> **PROBLEM**
Calculate how many lines in the following records hold the word "this", and report that number without comment.

> **STORED ROWS**
^^^^
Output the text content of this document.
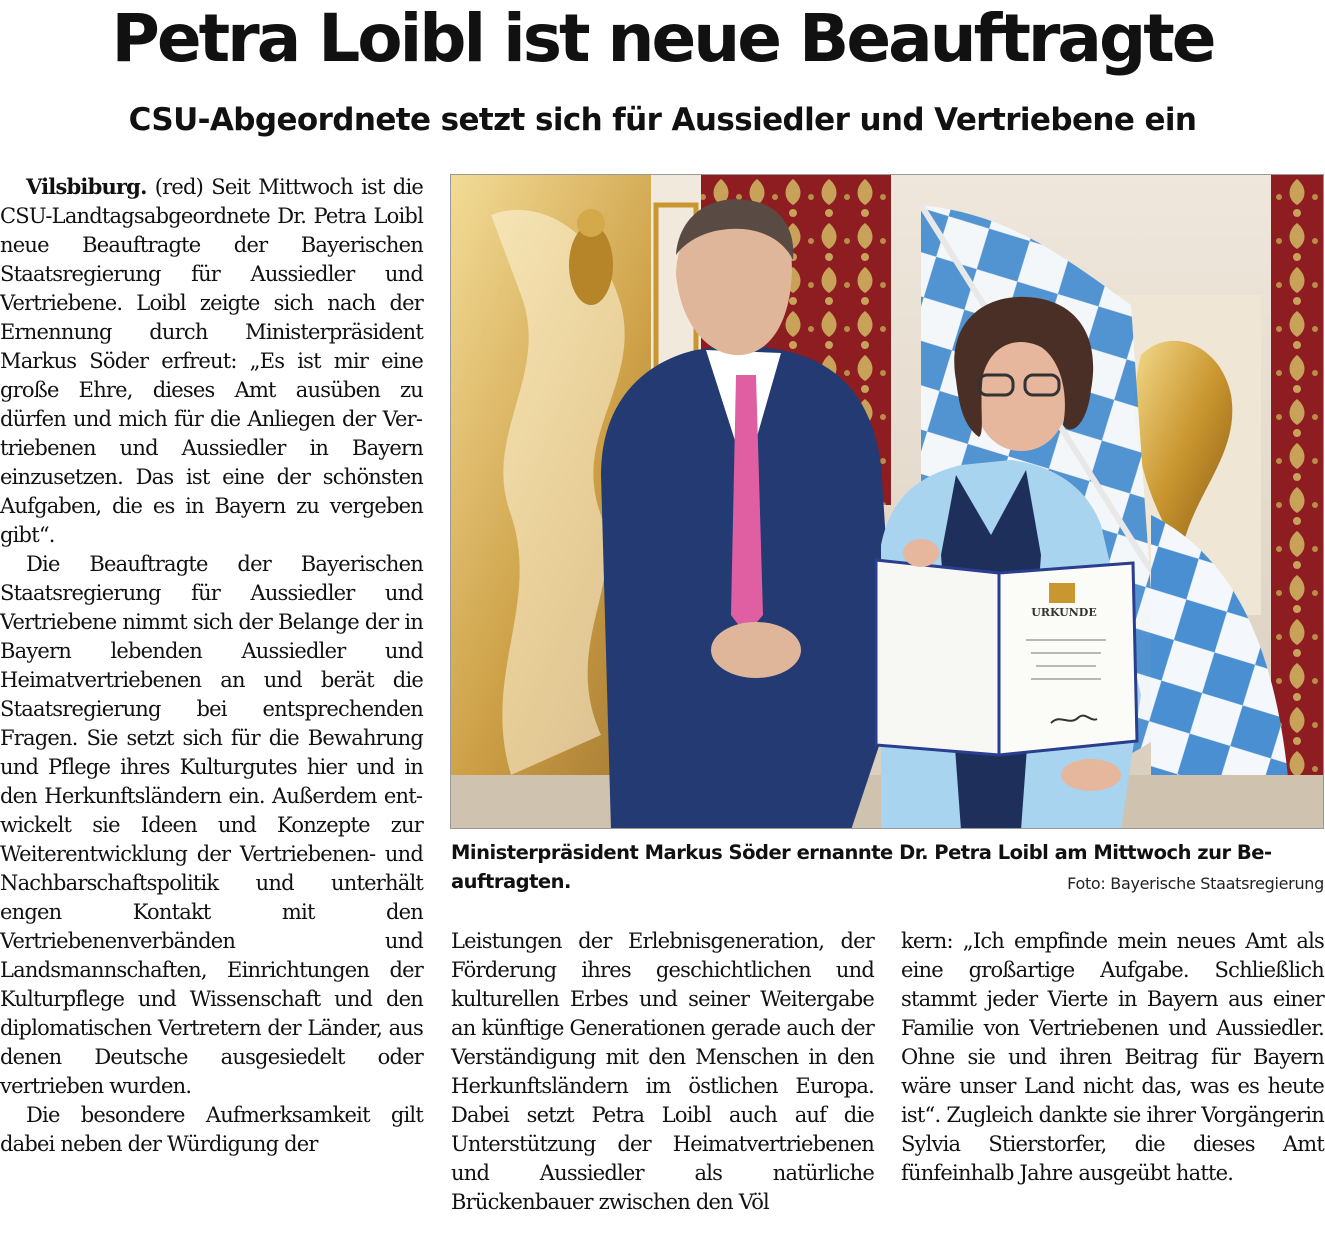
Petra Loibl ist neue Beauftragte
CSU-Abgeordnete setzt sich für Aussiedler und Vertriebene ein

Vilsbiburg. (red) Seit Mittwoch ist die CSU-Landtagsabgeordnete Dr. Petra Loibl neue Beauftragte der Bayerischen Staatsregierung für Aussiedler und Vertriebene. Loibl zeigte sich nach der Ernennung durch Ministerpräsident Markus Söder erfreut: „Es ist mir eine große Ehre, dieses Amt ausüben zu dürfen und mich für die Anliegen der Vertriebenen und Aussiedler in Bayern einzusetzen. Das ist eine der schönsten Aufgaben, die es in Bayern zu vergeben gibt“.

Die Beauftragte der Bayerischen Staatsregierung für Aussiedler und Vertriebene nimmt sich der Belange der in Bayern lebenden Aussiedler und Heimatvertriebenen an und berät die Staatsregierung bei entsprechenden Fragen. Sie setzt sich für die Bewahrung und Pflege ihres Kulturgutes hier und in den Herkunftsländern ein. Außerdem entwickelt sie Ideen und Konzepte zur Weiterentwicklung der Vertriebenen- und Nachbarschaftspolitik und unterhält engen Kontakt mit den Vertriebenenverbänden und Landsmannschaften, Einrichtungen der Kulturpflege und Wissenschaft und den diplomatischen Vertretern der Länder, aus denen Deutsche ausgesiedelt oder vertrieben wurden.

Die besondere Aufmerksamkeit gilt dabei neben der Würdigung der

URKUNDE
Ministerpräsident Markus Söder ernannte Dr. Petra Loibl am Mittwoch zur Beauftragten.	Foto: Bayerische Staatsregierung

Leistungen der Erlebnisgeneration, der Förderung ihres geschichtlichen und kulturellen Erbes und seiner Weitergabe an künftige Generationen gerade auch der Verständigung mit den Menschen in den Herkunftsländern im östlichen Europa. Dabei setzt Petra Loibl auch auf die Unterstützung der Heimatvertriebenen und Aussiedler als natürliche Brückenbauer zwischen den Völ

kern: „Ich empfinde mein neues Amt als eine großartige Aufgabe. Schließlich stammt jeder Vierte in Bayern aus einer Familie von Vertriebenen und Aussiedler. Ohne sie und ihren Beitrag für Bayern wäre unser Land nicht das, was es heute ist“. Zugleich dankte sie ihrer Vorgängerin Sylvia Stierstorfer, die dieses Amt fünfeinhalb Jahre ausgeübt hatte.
^^^^
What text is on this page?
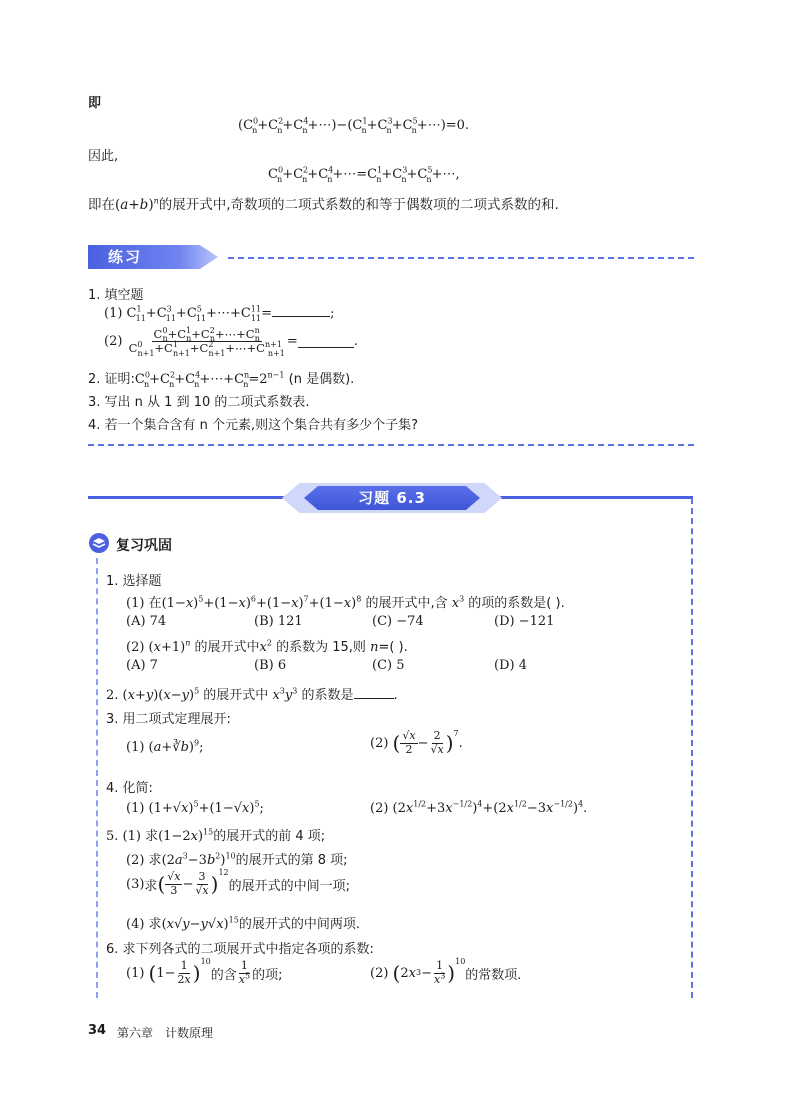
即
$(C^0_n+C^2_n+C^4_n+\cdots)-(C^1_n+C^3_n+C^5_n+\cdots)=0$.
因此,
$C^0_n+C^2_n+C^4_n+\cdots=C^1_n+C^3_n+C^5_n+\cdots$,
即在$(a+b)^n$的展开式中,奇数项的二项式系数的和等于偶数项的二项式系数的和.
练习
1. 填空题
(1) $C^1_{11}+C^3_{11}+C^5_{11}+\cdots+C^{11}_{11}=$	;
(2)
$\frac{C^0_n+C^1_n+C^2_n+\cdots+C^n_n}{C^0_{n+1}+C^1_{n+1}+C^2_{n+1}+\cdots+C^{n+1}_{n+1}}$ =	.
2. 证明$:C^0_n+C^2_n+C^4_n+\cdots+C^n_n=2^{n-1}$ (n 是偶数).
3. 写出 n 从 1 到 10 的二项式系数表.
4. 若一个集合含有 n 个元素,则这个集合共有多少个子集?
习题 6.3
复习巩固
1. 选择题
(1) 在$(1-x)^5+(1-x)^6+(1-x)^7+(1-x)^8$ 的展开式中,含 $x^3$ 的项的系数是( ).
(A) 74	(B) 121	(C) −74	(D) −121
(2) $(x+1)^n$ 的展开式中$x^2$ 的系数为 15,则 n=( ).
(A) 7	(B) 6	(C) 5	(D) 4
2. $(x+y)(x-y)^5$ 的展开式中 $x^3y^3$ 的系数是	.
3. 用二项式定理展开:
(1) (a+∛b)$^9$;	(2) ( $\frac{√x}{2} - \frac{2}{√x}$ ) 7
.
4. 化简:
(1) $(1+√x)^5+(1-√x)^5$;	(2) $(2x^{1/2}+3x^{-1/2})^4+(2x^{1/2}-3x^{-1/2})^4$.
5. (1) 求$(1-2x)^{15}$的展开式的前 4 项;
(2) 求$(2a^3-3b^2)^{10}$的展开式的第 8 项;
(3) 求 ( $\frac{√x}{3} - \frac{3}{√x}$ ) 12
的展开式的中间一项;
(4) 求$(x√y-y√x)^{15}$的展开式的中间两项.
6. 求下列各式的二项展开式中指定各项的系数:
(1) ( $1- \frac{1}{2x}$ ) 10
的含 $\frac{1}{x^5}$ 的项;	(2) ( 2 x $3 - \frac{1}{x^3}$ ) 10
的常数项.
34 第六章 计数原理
^^^^
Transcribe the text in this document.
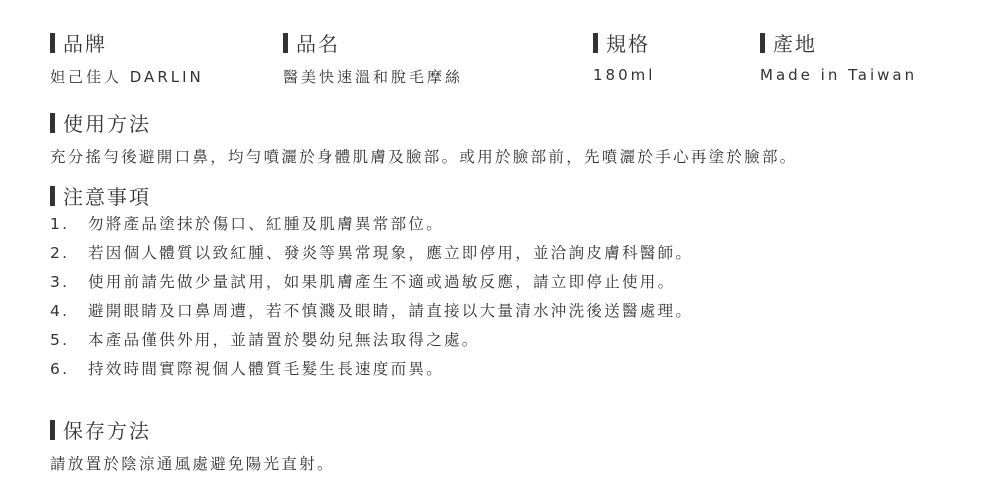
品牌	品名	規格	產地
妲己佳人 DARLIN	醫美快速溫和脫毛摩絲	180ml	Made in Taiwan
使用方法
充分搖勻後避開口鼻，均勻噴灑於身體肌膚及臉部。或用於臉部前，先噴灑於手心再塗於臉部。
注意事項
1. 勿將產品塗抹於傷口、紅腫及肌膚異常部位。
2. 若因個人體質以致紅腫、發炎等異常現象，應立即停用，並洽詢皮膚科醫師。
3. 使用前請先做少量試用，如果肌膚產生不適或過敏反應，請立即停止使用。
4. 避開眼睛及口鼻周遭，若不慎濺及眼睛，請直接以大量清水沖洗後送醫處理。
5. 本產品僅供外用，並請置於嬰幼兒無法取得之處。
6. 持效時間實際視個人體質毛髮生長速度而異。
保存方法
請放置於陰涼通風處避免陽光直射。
^^^^
> **TASK RESULT**
3